* _Exercise goal_
Go through the listing below and gather every line with the word "shall".

* _Data entries_
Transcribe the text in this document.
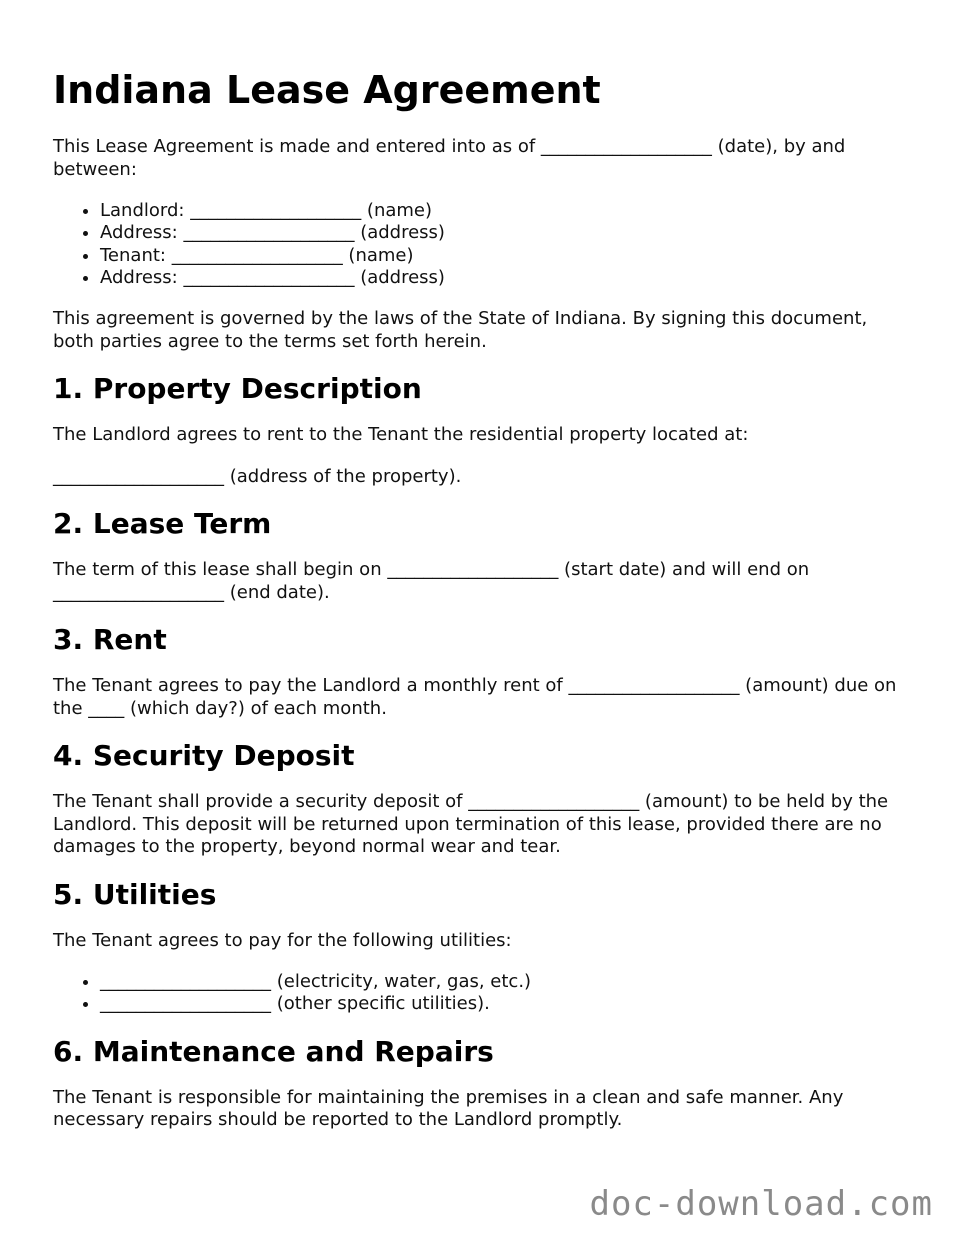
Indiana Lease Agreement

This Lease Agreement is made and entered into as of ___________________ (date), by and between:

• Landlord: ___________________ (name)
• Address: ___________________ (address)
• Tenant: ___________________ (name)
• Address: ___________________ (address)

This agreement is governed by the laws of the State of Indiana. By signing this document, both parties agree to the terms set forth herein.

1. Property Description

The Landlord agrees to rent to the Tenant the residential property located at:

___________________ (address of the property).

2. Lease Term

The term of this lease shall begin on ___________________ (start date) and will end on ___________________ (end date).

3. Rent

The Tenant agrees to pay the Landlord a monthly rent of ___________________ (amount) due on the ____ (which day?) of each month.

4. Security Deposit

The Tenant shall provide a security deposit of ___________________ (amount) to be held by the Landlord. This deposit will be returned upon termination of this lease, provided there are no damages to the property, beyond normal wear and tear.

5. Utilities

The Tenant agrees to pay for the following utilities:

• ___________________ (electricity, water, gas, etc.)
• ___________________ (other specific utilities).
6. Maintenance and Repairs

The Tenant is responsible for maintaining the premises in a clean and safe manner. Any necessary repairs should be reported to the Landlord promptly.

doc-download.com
...
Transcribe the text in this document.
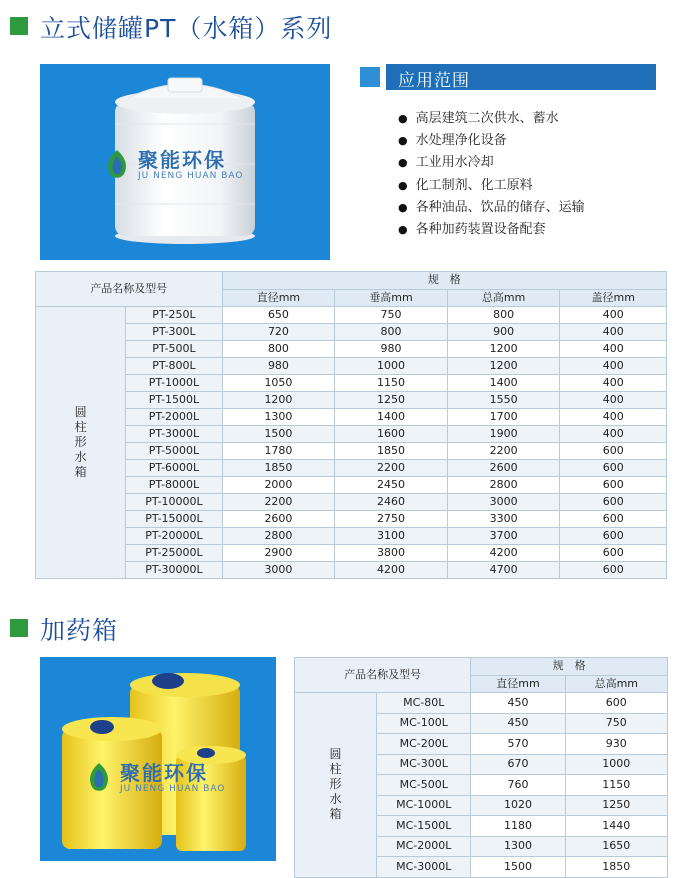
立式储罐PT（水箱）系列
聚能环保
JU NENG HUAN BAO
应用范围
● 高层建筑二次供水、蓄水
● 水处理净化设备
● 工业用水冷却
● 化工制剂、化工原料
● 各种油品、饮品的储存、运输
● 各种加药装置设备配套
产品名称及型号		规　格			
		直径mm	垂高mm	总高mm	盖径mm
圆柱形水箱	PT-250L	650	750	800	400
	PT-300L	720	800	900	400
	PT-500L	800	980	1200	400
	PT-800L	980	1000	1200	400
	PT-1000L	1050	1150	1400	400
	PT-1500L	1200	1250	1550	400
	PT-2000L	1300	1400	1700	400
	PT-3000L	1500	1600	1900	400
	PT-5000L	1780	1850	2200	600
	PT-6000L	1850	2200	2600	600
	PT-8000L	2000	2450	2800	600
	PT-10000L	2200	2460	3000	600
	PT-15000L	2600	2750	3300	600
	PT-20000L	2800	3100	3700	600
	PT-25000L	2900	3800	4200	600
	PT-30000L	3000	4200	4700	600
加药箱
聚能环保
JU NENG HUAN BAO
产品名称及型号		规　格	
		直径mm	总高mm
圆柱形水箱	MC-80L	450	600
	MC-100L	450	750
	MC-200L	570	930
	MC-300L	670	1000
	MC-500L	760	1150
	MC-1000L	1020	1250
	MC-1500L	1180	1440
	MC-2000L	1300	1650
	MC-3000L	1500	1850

* _Response_
The term of this lease shall begin on ___________________ (start date) and will end on ___________________ (end date).
The Tenant shall provide a security deposit of ___________________ (amount) to be held by the Landlord. This deposit will be returned upon termination of this lease, provided there are no damages to the property, beyond normal wear and tear.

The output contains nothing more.